Article
***
L’une des caractéristiques du pétrole au XXe siècle, à la différence du XXIe,  c’est la perception qu’il y en a toujours eu trop. Il sortait du sol beaucoup trop facilement, et les compagnies pétrolières risquaient toujours la faillite. Elles ont donc tout fait pour le rendre rare. D’abord en jouant sur l’offre, en créant des monopoles sur la production. Mais aussi sur la consommation, en créant de nouveaux usages de leur produit. Ainsi elles collaborent depuis le début avec les fabricants automobiles, pour « fabriquer » des modes de vie : toutes les cartes que les gens utilisent pour se repérer en voiture sont produites par les compagnies pétrolières aux États-Unis.

C’est un peu le même type de discussion qui naît aujourd’hui autour du rôle d’Apple : incroyable entreprise qui ne fabrique pas ses propres produits mais ses consommateurs. Ses produits, ce sont les modes de vie. En fait, les compagnies pétrolières le font depuis les années 30 ! Les pétroliers ont travaillé très dur à construire un monde où les consommateurs profitent de l’énergie sans même s’en rendre compte.

Cette invisibilité sociale s’est brusquement rompue avec la marée noire provoquée par la plateforme de forage de BP, Deepwater Horizon, dans le golfe de la Floride en 2010. Barack Obama évoque alors un « 11 Septembre de l’environnement et de l’énergie ». Mais quelques années plus tard, les effets de cette catastrophe semblent minces sur la société américaine.
***
Jeu de données
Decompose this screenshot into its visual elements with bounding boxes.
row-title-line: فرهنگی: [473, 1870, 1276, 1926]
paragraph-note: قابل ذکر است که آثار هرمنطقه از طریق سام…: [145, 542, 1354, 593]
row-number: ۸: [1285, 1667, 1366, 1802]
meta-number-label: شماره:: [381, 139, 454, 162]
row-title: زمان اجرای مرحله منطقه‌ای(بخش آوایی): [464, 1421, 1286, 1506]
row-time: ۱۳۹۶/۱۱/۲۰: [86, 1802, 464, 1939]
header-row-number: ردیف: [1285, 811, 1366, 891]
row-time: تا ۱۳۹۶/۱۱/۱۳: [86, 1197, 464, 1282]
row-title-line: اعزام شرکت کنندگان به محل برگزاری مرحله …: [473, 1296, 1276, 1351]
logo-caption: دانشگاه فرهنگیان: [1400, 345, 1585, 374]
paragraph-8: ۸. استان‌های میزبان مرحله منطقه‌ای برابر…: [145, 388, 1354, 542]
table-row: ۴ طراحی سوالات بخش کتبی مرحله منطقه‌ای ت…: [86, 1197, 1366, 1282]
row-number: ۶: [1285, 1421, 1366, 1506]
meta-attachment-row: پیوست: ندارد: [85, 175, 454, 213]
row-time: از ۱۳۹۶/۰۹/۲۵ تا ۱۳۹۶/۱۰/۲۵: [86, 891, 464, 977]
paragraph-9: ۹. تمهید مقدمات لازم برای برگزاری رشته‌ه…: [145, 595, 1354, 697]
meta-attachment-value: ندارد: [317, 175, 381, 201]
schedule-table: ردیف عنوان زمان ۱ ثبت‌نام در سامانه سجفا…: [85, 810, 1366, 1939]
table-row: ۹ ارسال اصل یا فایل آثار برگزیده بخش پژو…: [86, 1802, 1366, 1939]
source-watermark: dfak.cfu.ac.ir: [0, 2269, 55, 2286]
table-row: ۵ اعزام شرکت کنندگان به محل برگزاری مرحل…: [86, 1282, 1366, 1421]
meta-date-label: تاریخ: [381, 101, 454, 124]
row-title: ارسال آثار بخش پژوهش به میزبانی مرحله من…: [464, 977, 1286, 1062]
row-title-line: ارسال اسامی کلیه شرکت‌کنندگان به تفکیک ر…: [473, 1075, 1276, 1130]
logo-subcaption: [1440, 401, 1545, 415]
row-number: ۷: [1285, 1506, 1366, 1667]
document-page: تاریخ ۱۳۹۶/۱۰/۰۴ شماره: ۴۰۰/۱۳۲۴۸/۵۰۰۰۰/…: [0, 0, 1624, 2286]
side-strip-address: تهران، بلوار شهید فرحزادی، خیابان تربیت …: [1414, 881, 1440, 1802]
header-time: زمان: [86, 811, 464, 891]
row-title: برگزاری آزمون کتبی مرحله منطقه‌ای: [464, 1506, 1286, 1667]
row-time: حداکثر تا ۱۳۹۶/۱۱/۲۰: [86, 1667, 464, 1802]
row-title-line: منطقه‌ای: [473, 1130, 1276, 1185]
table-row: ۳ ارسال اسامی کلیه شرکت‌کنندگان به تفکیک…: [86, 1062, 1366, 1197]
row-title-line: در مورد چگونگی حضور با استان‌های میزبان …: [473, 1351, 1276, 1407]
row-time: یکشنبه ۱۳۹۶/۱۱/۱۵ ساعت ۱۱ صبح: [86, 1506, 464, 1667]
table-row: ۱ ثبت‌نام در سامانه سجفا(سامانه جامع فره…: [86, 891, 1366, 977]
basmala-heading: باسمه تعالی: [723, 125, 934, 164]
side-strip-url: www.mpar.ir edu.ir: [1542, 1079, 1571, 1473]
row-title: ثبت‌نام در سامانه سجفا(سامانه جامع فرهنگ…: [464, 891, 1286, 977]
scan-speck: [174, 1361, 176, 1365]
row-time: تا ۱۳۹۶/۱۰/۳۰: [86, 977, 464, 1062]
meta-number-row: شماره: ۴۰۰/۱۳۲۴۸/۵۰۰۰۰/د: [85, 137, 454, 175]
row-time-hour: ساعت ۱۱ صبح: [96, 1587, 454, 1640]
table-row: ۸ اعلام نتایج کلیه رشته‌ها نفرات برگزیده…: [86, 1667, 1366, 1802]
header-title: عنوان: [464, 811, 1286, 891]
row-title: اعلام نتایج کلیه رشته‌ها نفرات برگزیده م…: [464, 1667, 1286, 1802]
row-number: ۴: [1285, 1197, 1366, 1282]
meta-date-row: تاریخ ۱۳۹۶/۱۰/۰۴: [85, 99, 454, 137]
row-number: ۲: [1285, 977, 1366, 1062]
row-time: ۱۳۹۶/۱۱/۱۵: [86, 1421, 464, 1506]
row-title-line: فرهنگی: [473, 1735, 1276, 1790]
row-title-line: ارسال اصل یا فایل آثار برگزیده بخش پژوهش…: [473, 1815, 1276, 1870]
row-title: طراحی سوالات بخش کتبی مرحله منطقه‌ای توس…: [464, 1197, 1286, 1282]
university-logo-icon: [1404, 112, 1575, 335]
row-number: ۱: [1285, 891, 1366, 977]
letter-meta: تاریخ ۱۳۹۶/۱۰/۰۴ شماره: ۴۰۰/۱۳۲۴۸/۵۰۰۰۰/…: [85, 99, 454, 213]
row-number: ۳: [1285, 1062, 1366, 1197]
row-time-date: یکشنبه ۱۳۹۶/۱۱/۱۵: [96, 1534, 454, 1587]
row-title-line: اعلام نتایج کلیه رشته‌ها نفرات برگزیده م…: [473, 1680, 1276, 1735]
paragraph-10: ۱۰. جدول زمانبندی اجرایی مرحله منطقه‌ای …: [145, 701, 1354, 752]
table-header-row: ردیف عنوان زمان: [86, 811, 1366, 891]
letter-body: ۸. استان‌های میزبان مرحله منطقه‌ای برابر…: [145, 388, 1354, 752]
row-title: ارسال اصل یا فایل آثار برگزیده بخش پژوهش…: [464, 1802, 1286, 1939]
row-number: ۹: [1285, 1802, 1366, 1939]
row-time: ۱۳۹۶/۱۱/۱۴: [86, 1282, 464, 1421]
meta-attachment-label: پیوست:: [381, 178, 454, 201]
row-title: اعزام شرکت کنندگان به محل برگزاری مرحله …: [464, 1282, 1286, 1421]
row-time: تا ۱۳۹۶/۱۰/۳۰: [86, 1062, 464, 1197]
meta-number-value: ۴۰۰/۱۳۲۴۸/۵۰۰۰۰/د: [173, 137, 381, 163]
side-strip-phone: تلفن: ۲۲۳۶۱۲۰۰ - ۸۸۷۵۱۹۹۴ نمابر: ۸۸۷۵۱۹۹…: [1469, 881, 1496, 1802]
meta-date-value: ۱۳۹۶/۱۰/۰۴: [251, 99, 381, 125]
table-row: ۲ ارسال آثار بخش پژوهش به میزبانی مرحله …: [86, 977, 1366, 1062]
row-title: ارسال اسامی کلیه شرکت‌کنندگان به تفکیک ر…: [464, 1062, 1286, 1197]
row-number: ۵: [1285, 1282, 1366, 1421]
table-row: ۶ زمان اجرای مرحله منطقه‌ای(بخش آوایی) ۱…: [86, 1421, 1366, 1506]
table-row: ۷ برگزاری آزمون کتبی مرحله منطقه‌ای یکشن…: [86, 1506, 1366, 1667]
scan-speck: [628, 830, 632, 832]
***
Prolongez l'article sur les compagnies pétrolières en reprenant juste après sa dernière phrase.

Réponse
Oui et non. Cela n’a pas causé les transformations majeures que certains craignaient ou espéraient. Mais cette marée noire participe à un schéma général qui veut que les questions environnementales sont plus importantes qu’elles ne l’étaient aux États-Unis il y a quelques décennies. Et c’est lié à ces problèmes d’offre de pétrole et « peak oil ». Comme il est de plus en plus difficile de trouver du pétrole facile d’accès, les technologies d’extraction deviennent de plus en plus extrêmes : offshore, sables bitumineux, huiles de schiste…

Avec la fracturation hydraulique, l’industrie pétrolière revient à l’âge minier d’une certaine façon. Sauf que cette fois-ci, vous n’avez plus besoin d’envoyer des humains sous la terre. Vous avez ces petits dispositifs explosifs à votre disposition. Si la seule façon d’extraire le gaz naturel et le pétrole est de provoquer toutes ces explosions sous la terre, vous contaminez les réserves d’eau, vous provoquez des tremblements de terre, détruisez des régions rurales à coup de passages incessants de camions… C’est un processus incroyablement destructeur. La production de pétrole conventionnel a été destructive, mais la plupart du temps, sur des terres isolées. Là, les forages se rapprochent des lieux de vie !

Les restes en feu de la plateforme Deep Water Horizon, 20 avril 2011 (Wikicommons).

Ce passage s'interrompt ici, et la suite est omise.